▶ _GIVEN INFORMATION_
________________
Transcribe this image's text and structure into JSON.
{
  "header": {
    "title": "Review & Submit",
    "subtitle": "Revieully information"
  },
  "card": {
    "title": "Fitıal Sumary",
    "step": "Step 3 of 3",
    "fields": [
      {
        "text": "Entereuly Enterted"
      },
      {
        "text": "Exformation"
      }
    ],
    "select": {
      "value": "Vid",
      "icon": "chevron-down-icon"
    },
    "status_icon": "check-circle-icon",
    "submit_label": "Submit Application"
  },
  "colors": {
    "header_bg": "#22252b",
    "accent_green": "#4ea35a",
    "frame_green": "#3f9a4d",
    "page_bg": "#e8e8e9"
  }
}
________________
▶ _TASK REQUIREMENTS_
From the entries above, extract each line containing "text".

▶ _OUTPUT OF THE TASK_
Transcribe this image's text and structure into JSON.
        "text": "Entereuly Enterted"
        "text": "Exformation"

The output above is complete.